→ **Work to be completed**
Set down the material once more, exactly as it appears.

→ **Data shown**
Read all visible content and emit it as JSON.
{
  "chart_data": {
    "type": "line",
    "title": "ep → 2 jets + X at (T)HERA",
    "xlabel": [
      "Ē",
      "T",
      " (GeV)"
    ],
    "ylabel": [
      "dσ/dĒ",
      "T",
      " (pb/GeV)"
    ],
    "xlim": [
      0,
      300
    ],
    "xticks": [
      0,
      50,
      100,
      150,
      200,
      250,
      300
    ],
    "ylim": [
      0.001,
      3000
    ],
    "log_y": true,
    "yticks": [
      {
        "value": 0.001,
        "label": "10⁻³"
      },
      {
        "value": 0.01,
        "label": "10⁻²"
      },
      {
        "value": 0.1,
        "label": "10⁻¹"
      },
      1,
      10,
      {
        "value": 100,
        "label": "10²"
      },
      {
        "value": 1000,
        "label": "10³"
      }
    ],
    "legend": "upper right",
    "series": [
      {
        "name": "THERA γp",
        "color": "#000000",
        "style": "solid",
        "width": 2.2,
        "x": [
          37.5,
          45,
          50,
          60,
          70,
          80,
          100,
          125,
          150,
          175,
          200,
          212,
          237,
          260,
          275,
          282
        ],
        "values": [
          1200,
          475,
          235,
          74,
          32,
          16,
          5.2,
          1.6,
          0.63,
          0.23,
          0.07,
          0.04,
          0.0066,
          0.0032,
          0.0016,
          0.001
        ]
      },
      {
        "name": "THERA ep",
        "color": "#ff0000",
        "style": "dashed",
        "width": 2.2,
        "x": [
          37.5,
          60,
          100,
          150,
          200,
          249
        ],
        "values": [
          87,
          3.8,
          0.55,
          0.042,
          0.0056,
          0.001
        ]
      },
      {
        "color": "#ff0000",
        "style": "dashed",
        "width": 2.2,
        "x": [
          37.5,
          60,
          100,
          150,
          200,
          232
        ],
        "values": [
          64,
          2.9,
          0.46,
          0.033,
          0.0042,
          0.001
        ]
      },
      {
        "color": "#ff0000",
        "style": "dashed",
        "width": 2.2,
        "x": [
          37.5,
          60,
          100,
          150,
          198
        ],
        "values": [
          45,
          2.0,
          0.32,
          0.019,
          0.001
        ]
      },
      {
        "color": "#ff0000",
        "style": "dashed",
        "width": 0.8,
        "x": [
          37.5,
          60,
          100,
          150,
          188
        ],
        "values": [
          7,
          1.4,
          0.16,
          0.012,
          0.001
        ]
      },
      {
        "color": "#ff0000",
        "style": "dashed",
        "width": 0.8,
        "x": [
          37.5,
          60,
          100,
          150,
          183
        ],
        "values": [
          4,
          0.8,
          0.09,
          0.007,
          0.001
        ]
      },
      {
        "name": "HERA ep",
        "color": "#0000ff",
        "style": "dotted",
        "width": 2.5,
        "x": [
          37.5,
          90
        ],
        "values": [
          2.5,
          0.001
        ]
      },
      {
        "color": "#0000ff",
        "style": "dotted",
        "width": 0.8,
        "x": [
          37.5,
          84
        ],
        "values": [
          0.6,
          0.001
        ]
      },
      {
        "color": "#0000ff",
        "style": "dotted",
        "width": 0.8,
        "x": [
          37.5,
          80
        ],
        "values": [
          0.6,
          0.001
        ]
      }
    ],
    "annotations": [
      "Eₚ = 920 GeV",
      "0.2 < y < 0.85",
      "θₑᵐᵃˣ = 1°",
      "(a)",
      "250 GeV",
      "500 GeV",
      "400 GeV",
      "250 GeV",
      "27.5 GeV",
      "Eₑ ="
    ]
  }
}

→ **Completed exercise**
Read all visible content and emit it as JSON.
{
  "chart_data": {
    "type": "line",
    "title": "ep → 2 jets + X at (T)HERA",
    "xlabel": [
      "Ē",
      "T",
      " (GeV)"
    ],
    "ylabel": [
      "dσ/dĒ",
      "T",
      " (pb/GeV)"
    ],
    "xlim": [
      0,
      300
    ],
    "xticks": [
      0,
      50,
      100,
      150,
      200,
      250,
      300
    ],
    "ylim": [
      0.001,
      3000
    ],
    "log_y": true,
    "yticks": [
      {
        "value": 0.001,
        "label": "10⁻³"
      },
      {
        "value": 0.01,
        "label": "10⁻²"
      },
      {
        "value": 0.1,
        "label": "10⁻¹"
      },
      1,
      10,
      {
        "value": 100,
        "label": "10²"
      },
      {
        "value": 1000,
        "label": "10³"
      }
    ],
    "legend": "upper right",
    "series": [
      {
        "name": "THERA γp",
        "color": "#000000",
        "style": "solid",
        "width": 2.2,
        "x": [
          37.5,
          45,
          50,
          60,
          70,
          80,
          100,
          125,
          150,
          175,
          200,
          212,
          237,
          260,
          275,
          282
        ],
        "values": [
          1200,
          475,
          235,
          74,
          32,
          16,
          5.2,
          1.6,
          0.63,
          0.23,
          0.07,
          0.04,
          0.0066,
          0.0032,
          0.0016,
          0.001
        ]
      },
      {
        "name": "THERA ep",
        "color": "#ff0000",
        "style": "dashed",
        "width": 2.2,
        "x": [
          37.5,
          60,
          100,
          150,
          200,
          249
        ],
        "values": [
          87,
          3.8,
          0.55,
          0.042,
          0.0056,
          0.001
        ]
      },
      {
        "color": "#ff0000",
        "style": "dashed",
        "width": 2.2,
        "x": [
          37.5,
          60,
          100,
          150,
          200,
          232
        ],
        "values": [
          64,
          2.9,
          0.46,
          0.033,
          0.0042,
          0.001
        ]
      },
      {
        "color": "#ff0000",
        "style": "dashed",
        "width": 2.2,
        "x": [
          37.5,
          60,
          100,
          150,
          198
        ],
        "values": [
          45,
          2.0,
          0.32,
          0.019,
          0.001
        ]
      },
      {
        "color": "#ff0000",
        "style": "dashed",
        "width": 0.8,
        "x": [
          37.5,
          60,
          100,
          150,
          188
        ],
        "values": [
          7,
          1.4,
          0.16,
          0.012,
          0.001
        ]
      },
      {
        "color": "#ff0000",
        "style": "dashed",
        "width": 0.8,
        "x": [
          37.5,
          60,
          100,
          150,
          183
        ],
        "values": [
          4,
          0.8,
          0.09,
          0.007,
          0.001
        ]
      },
      {
        "name": "HERA ep",
        "color": "#0000ff",
        "style": "dotted",
        "width": 2.5,
        "x": [
          37.5,
          90
        ],
        "values": [
          2.5,
          0.001
        ]
      },
      {
        "color": "#0000ff",
        "style": "dotted",
        "width": 0.8,
        "x": [
          37.5,
          84
        ],
        "values": [
          0.6,
          0.001
        ]
      },
      {
        "color": "#0000ff",
        "style": "dotted",
        "width": 0.8,
        "x": [
          37.5,
          80
        ],
        "values": [
          0.6,
          0.001
        ]
      }
    ],
    "annotations": [
      "Eₚ = 920 GeV",
      "0.2 < y < 0.85",
      "θₑᵐᵃˣ = 1°",
      "(a)",
      "250 GeV",
      "500 GeV",
      "400 GeV",
      "250 GeV",
      "27.5 GeV",
      "Eₑ ="
    ]
  }
}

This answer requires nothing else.